DO THIS: Each record below is to be reproduced without any change.

Dataset entries:
__________
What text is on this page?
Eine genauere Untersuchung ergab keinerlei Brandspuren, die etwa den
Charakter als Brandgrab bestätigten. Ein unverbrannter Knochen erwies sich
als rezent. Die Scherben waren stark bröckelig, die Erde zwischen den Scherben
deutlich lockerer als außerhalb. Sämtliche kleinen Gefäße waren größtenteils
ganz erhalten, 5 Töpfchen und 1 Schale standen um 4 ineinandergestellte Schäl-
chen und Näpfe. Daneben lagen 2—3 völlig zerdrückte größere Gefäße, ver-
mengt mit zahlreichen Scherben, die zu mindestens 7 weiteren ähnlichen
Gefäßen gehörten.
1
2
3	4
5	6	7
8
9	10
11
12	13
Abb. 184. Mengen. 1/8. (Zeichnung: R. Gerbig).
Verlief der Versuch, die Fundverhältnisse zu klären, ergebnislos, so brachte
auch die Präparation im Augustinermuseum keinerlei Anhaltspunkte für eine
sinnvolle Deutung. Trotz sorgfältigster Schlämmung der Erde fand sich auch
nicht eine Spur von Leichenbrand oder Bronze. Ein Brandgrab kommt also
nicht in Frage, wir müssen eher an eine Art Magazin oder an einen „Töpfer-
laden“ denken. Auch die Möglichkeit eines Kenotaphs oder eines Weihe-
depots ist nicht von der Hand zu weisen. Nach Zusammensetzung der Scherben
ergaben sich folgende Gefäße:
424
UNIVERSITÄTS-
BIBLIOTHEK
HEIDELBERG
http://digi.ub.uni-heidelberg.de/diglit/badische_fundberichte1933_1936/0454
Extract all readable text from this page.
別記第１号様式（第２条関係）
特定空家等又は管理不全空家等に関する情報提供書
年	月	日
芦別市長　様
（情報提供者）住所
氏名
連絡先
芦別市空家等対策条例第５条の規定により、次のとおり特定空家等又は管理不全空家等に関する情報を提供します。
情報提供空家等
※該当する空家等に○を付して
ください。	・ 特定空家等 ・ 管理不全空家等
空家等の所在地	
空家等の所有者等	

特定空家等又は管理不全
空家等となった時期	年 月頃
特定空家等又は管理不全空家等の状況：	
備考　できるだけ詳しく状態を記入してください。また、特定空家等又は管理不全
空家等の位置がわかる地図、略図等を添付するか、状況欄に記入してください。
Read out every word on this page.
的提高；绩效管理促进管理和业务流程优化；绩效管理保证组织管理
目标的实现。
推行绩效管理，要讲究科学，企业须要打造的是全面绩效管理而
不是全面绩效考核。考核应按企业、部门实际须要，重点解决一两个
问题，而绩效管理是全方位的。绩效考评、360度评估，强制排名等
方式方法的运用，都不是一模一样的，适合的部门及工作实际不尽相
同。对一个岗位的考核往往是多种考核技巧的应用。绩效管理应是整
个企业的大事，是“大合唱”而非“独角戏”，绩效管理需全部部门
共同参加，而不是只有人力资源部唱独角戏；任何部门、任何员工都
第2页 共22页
__________
TASK RESULT:
What text is on this page?
Eine genauere Untersuchung ergab keinerlei Brandspuren, die etwa den
Charakter als Brandgrab bestätigten. Ein unverbrannter Knochen erwies sich
als rezent. Die Scherben waren stark bröckelig, die Erde zwischen den Scherben
deutlich lockerer als außerhalb. Sämtliche kleinen Gefäße waren größtenteils
ganz erhalten, 5 Töpfchen und 1 Schale standen um 4 ineinandergestellte Schäl-
chen und Näpfe. Daneben lagen 2—3 völlig zerdrückte größere Gefäße, ver-
mengt mit zahlreichen Scherben, die zu mindestens 7 weiteren ähnlichen
Gefäßen gehörten.
1
2
3	4
5	6	7
8
9	10
11
12	13
Abb. 184. Mengen. 1/8. (Zeichnung: R. Gerbig).
Verlief der Versuch, die Fundverhältnisse zu klären, ergebnislos, so brachte
auch die Präparation im Augustinermuseum keinerlei Anhaltspunkte für eine
sinnvolle Deutung. Trotz sorgfältigster Schlämmung der Erde fand sich auch
nicht eine Spur von Leichenbrand oder Bronze. Ein Brandgrab kommt also
nicht in Frage, wir müssen eher an eine Art Magazin oder an einen „Töpfer-
laden“ denken. Auch die Möglichkeit eines Kenotaphs oder eines Weihe-
depots ist nicht von der Hand zu weisen. Nach Zusammensetzung der Scherben
ergaben sich folgende Gefäße:
424
UNIVERSITÄTS-
BIBLIOTHEK
HEIDELBERG
http://digi.ub.uni-heidelberg.de/diglit/badische_fundberichte1933_1936/0454
Extract all readable text from this page.
別記第１号様式（第２条関係）
特定空家等又は管理不全空家等に関する情報提供書
年	月	日
芦別市長　様
（情報提供者）住所
氏名
連絡先
芦別市空家等対策条例第５条の規定により、次のとおり特定空家等又は管理不全空家等に関する情報を提供します。
情報提供空家等
※該当する空家等に○を付して
ください。	・ 特定空家等 ・ 管理不全空家等
空家等の所在地	
空家等の所有者等	

特定空家等又は管理不全
空家等となった時期	年 月頃
特定空家等又は管理不全空家等の状況：	
備考　できるだけ詳しく状態を記入してください。また、特定空家等又は管理不全
空家等の位置がわかる地図、略図等を添付するか、状況欄に記入してください。
Read out every word on this page.
的提高；绩效管理促进管理和业务流程优化；绩效管理保证组织管理
目标的实现。
推行绩效管理，要讲究科学，企业须要打造的是全面绩效管理而
不是全面绩效考核。考核应按企业、部门实际须要，重点解决一两个
问题，而绩效管理是全方位的。绩效考评、360度评估，强制排名等
方式方法的运用，都不是一模一样的，适合的部门及工作实际不尽相
同。对一个岗位的考核往往是多种考核技巧的应用。绩效管理应是整
个企业的大事，是“大合唱”而非“独角戏”，绩效管理需全部部门
共同参加，而不是只有人力资源部唱独角戏；任何部门、任何员工都
第2页 共22页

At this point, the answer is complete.